* _Do this_
Exclude all pictures, then copy each of the records exactly as written.
─── Information given ───
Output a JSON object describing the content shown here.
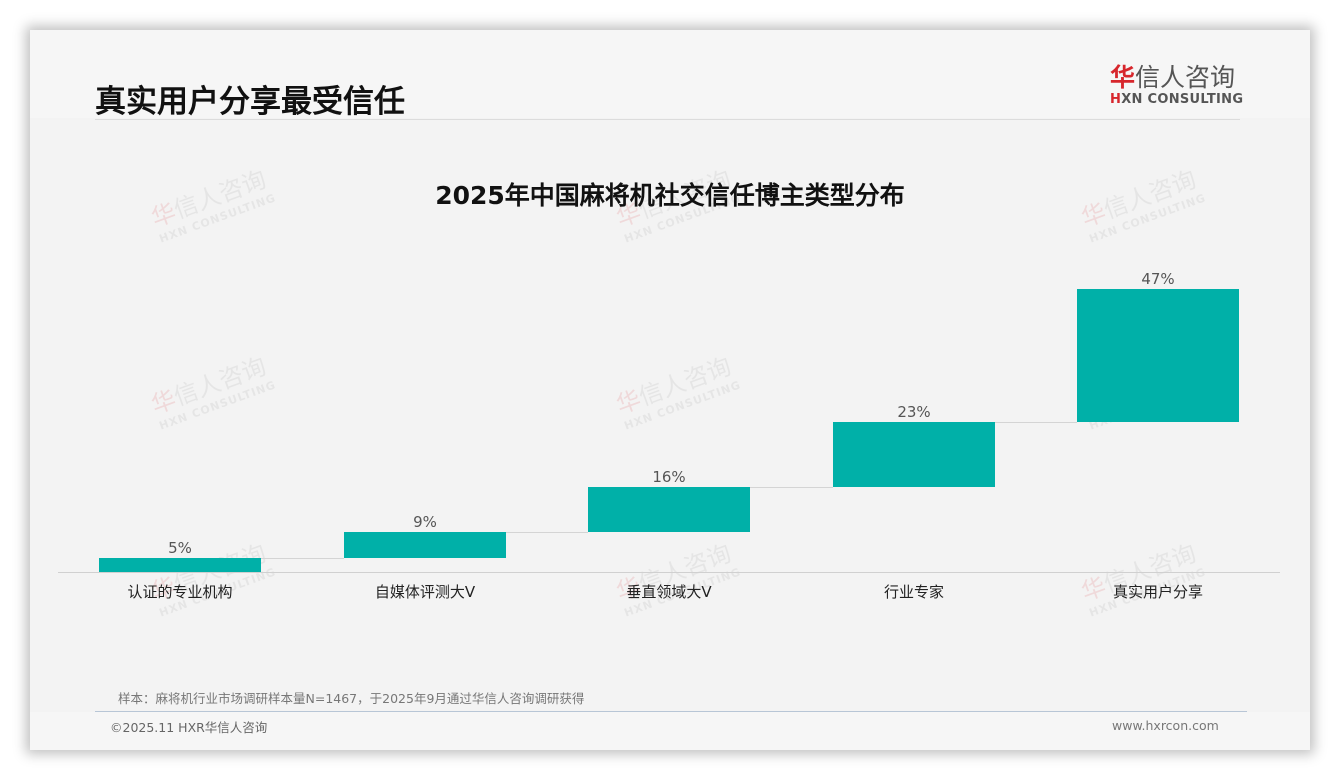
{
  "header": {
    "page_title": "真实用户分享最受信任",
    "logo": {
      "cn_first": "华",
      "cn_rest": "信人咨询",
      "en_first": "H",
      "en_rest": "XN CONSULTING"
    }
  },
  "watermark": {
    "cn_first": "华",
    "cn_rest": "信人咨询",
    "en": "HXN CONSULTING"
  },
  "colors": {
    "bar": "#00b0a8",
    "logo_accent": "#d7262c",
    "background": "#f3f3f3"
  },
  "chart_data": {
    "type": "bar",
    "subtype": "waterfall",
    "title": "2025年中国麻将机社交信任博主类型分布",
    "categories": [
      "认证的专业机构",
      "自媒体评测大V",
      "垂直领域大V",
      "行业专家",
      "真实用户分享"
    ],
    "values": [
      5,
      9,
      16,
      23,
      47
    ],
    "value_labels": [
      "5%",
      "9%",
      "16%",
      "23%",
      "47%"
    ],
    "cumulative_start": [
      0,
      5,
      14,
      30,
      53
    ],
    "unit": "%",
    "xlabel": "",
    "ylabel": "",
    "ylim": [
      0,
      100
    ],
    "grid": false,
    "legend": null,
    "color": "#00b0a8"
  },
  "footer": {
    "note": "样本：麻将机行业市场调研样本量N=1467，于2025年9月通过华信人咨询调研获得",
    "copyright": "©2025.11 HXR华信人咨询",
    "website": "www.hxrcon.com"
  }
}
───
* _Result for this task_
Output a JSON object describing the content shown here.
{
  "header": {
    "page_title": "真实用户分享最受信任",
    "logo": {
      "cn_first": "华",
      "cn_rest": "信人咨询",
      "en_first": "H",
      "en_rest": "XN CONSULTING"
    }
  },
  "watermark": {
    "cn_first": "华",
    "cn_rest": "信人咨询",
    "en": "HXN CONSULTING"
  },
  "colors": {
    "bar": "#00b0a8",
    "logo_accent": "#d7262c",
    "background": "#f3f3f3"
  },
  "chart_data": {
    "type": "bar",
    "subtype": "waterfall",
    "title": "2025年中国麻将机社交信任博主类型分布",
    "categories": [
      "认证的专业机构",
      "自媒体评测大V",
      "垂直领域大V",
      "行业专家",
      "真实用户分享"
    ],
    "values": [
      5,
      9,
      16,
      23,
      47
    ],
    "value_labels": [
      "5%",
      "9%",
      "16%",
      "23%",
      "47%"
    ],
    "cumulative_start": [
      0,
      5,
      14,
      30,
      53
    ],
    "unit": "%",
    "xlabel": "",
    "ylabel": "",
    "ylim": [
      0,
      100
    ],
    "grid": false,
    "legend": null,
    "color": "#00b0a8"
  },
  "footer": {
    "note": "样本：麻将机行业市场调研样本量N=1467，于2025年9月通过华信人咨询调研获得",
    "copyright": "©2025.11 HXR华信人咨询",
    "website": "www.hxrcon.com"
  }
}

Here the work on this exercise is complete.